Exercise description:
Each line of the material must be returned exactly.

Material provided:
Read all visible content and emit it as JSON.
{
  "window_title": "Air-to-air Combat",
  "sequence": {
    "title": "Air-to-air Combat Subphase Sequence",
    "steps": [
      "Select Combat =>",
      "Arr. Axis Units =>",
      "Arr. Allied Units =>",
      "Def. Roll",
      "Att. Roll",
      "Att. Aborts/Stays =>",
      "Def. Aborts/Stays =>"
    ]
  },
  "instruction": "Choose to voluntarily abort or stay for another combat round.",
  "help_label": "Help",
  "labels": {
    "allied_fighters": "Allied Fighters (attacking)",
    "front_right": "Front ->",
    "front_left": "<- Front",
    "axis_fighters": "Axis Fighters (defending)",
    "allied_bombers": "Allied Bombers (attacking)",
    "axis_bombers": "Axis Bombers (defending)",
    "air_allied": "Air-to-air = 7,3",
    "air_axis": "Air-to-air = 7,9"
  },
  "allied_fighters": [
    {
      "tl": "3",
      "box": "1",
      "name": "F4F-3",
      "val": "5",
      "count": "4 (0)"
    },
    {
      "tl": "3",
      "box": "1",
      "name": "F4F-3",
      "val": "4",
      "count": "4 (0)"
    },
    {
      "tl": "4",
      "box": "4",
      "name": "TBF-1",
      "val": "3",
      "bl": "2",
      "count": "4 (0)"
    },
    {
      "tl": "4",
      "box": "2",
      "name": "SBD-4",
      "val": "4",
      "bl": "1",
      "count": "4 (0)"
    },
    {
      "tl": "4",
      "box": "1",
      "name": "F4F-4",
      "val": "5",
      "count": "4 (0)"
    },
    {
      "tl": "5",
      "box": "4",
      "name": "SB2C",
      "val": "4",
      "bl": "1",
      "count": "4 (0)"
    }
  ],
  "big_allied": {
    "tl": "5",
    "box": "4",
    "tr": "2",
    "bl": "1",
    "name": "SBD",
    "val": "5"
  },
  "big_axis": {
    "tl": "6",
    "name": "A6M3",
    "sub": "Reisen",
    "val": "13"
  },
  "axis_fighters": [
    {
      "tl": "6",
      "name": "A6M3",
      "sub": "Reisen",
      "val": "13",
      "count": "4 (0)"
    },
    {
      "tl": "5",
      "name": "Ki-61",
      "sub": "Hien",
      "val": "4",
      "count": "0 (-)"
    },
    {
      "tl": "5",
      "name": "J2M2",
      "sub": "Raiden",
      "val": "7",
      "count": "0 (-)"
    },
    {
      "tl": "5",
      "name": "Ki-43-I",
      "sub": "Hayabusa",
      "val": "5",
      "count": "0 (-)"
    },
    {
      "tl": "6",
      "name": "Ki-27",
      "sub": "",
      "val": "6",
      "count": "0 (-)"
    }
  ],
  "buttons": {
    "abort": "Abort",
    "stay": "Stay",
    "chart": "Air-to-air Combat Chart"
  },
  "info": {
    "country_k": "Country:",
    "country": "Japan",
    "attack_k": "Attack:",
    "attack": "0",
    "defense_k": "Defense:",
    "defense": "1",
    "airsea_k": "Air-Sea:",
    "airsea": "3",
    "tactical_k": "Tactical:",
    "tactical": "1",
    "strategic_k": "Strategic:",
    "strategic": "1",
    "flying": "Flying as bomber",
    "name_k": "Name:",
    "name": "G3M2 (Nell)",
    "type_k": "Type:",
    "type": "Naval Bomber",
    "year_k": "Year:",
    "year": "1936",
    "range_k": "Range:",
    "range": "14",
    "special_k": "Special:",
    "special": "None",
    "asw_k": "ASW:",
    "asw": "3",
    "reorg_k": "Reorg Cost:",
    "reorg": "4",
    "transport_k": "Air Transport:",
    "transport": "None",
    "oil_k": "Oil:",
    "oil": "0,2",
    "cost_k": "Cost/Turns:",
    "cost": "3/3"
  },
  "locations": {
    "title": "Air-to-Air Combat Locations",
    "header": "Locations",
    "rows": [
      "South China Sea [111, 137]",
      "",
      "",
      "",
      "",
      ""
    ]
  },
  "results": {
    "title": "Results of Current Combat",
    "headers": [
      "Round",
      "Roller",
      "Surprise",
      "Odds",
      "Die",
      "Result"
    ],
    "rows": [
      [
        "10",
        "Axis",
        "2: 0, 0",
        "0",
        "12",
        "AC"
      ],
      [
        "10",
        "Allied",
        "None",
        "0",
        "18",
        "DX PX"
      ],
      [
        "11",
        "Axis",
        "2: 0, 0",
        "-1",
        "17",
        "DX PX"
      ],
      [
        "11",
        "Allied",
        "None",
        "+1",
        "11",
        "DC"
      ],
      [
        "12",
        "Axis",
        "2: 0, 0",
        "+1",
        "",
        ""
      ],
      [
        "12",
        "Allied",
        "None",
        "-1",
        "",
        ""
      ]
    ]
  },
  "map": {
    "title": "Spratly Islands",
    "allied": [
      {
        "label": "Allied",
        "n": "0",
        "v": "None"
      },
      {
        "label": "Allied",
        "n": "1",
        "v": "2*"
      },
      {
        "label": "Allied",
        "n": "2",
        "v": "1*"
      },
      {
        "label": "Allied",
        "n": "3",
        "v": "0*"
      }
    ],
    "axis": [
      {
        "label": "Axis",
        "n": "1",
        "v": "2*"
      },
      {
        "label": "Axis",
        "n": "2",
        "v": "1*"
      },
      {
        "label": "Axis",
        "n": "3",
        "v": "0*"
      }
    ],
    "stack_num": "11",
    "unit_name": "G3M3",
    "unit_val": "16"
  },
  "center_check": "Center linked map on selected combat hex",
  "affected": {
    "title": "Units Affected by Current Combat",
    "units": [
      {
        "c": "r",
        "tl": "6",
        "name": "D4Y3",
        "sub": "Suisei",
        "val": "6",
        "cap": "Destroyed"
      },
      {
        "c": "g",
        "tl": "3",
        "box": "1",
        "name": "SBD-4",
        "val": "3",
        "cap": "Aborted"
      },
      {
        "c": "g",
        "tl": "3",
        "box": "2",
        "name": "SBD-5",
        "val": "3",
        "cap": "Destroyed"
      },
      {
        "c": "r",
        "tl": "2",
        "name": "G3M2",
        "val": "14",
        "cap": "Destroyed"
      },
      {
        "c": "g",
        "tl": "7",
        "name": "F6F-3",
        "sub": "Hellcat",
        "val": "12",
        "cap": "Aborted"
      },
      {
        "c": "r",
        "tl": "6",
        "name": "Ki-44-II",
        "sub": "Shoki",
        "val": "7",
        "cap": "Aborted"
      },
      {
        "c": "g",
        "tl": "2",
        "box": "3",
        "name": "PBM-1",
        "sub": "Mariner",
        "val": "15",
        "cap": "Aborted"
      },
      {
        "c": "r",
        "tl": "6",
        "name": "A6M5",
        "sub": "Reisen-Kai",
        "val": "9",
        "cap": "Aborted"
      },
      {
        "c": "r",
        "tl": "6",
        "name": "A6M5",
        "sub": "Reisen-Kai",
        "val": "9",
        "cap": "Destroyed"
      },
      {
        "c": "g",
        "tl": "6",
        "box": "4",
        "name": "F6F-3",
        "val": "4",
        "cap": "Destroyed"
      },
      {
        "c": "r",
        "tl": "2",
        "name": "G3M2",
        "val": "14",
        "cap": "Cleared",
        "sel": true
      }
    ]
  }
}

Response below:
Read all visible content and emit it as JSON.
{
  "window_title": "Air-to-air Combat",
  "sequence": {
    "title": "Air-to-air Combat Subphase Sequence",
    "steps": [
      "Select Combat =>",
      "Arr. Axis Units =>",
      "Arr. Allied Units =>",
      "Def. Roll",
      "Att. Roll",
      "Att. Aborts/Stays =>",
      "Def. Aborts/Stays =>"
    ]
  },
  "instruction": "Choose to voluntarily abort or stay for another combat round.",
  "help_label": "Help",
  "labels": {
    "allied_fighters": "Allied Fighters (attacking)",
    "front_right": "Front ->",
    "front_left": "<- Front",
    "axis_fighters": "Axis Fighters (defending)",
    "allied_bombers": "Allied Bombers (attacking)",
    "axis_bombers": "Axis Bombers (defending)",
    "air_allied": "Air-to-air = 7,3",
    "air_axis": "Air-to-air = 7,9"
  },
  "allied_fighters": [
    {
      "tl": "3",
      "box": "1",
      "name": "F4F-3",
      "val": "5",
      "count": "4 (0)"
    },
    {
      "tl": "3",
      "box": "1",
      "name": "F4F-3",
      "val": "4",
      "count": "4 (0)"
    },
    {
      "tl": "4",
      "box": "4",
      "name": "TBF-1",
      "val": "3",
      "bl": "2",
      "count": "4 (0)"
    },
    {
      "tl": "4",
      "box": "2",
      "name": "SBD-4",
      "val": "4",
      "bl": "1",
      "count": "4 (0)"
    },
    {
      "tl": "4",
      "box": "1",
      "name": "F4F-4",
      "val": "5",
      "count": "4 (0)"
    },
    {
      "tl": "5",
      "box": "4",
      "name": "SB2C",
      "val": "4",
      "bl": "1",
      "count": "4 (0)"
    }
  ],
  "big_allied": {
    "tl": "5",
    "box": "4",
    "tr": "2",
    "bl": "1",
    "name": "SBD",
    "val": "5"
  },
  "big_axis": {
    "tl": "6",
    "name": "A6M3",
    "sub": "Reisen",
    "val": "13"
  },
  "axis_fighters": [
    {
      "tl": "6",
      "name": "A6M3",
      "sub": "Reisen",
      "val": "13",
      "count": "4 (0)"
    },
    {
      "tl": "5",
      "name": "Ki-61",
      "sub": "Hien",
      "val": "4",
      "count": "0 (-)"
    },
    {
      "tl": "5",
      "name": "J2M2",
      "sub": "Raiden",
      "val": "7",
      "count": "0 (-)"
    },
    {
      "tl": "5",
      "name": "Ki-43-I",
      "sub": "Hayabusa",
      "val": "5",
      "count": "0 (-)"
    },
    {
      "tl": "6",
      "name": "Ki-27",
      "sub": "",
      "val": "6",
      "count": "0 (-)"
    }
  ],
  "buttons": {
    "abort": "Abort",
    "stay": "Stay",
    "chart": "Air-to-air Combat Chart"
  },
  "info": {
    "country_k": "Country:",
    "country": "Japan",
    "attack_k": "Attack:",
    "attack": "0",
    "defense_k": "Defense:",
    "defense": "1",
    "airsea_k": "Air-Sea:",
    "airsea": "3",
    "tactical_k": "Tactical:",
    "tactical": "1",
    "strategic_k": "Strategic:",
    "strategic": "1",
    "flying": "Flying as bomber",
    "name_k": "Name:",
    "name": "G3M2 (Nell)",
    "type_k": "Type:",
    "type": "Naval Bomber",
    "year_k": "Year:",
    "year": "1936",
    "range_k": "Range:",
    "range": "14",
    "special_k": "Special:",
    "special": "None",
    "asw_k": "ASW:",
    "asw": "3",
    "reorg_k": "Reorg Cost:",
    "reorg": "4",
    "transport_k": "Air Transport:",
    "transport": "None",
    "oil_k": "Oil:",
    "oil": "0,2",
    "cost_k": "Cost/Turns:",
    "cost": "3/3"
  },
  "locations": {
    "title": "Air-to-Air Combat Locations",
    "header": "Locations",
    "rows": [
      "South China Sea [111, 137]",
      "",
      "",
      "",
      "",
      ""
    ]
  },
  "results": {
    "title": "Results of Current Combat",
    "headers": [
      "Round",
      "Roller",
      "Surprise",
      "Odds",
      "Die",
      "Result"
    ],
    "rows": [
      [
        "10",
        "Axis",
        "2: 0, 0",
        "0",
        "12",
        "AC"
      ],
      [
        "10",
        "Allied",
        "None",
        "0",
        "18",
        "DX PX"
      ],
      [
        "11",
        "Axis",
        "2: 0, 0",
        "-1",
        "17",
        "DX PX"
      ],
      [
        "11",
        "Allied",
        "None",
        "+1",
        "11",
        "DC"
      ],
      [
        "12",
        "Axis",
        "2: 0, 0",
        "+1",
        "",
        ""
      ],
      [
        "12",
        "Allied",
        "None",
        "-1",
        "",
        ""
      ]
    ]
  },
  "map": {
    "title": "Spratly Islands",
    "allied": [
      {
        "label": "Allied",
        "n": "0",
        "v": "None"
      },
      {
        "label": "Allied",
        "n": "1",
        "v": "2*"
      },
      {
        "label": "Allied",
        "n": "2",
        "v": "1*"
      },
      {
        "label": "Allied",
        "n": "3",
        "v": "0*"
      }
    ],
    "axis": [
      {
        "label": "Axis",
        "n": "1",
        "v": "2*"
      },
      {
        "label": "Axis",
        "n": "2",
        "v": "1*"
      },
      {
        "label": "Axis",
        "n": "3",
        "v": "0*"
      }
    ],
    "stack_num": "11",
    "unit_name": "G3M3",
    "unit_val": "16"
  },
  "center_check": "Center linked map on selected combat hex",
  "affected": {
    "title": "Units Affected by Current Combat",
    "units": [
      {
        "c": "r",
        "tl": "6",
        "name": "D4Y3",
        "sub": "Suisei",
        "val": "6",
        "cap": "Destroyed"
      },
      {
        "c": "g",
        "tl": "3",
        "box": "1",
        "name": "SBD-4",
        "val": "3",
        "cap": "Aborted"
      },
      {
        "c": "g",
        "tl": "3",
        "box": "2",
        "name": "SBD-5",
        "val": "3",
        "cap": "Destroyed"
      },
      {
        "c": "r",
        "tl": "2",
        "name": "G3M2",
        "val": "14",
        "cap": "Destroyed"
      },
      {
        "c": "g",
        "tl": "7",
        "name": "F6F-3",
        "sub": "Hellcat",
        "val": "12",
        "cap": "Aborted"
      },
      {
        "c": "r",
        "tl": "6",
        "name": "Ki-44-II",
        "sub": "Shoki",
        "val": "7",
        "cap": "Aborted"
      },
      {
        "c": "g",
        "tl": "2",
        "box": "3",
        "name": "PBM-1",
        "sub": "Mariner",
        "val": "15",
        "cap": "Aborted"
      },
      {
        "c": "r",
        "tl": "6",
        "name": "A6M5",
        "sub": "Reisen-Kai",
        "val": "9",
        "cap": "Aborted"
      },
      {
        "c": "r",
        "tl": "6",
        "name": "A6M5",
        "sub": "Reisen-Kai",
        "val": "9",
        "cap": "Destroyed"
      },
      {
        "c": "g",
        "tl": "6",
        "box": "4",
        "name": "F6F-3",
        "val": "4",
        "cap": "Destroyed"
      },
      {
        "c": "r",
        "tl": "2",
        "name": "G3M2",
        "val": "14",
        "cap": "Cleared",
        "sel": true
      }
    ]
  }
}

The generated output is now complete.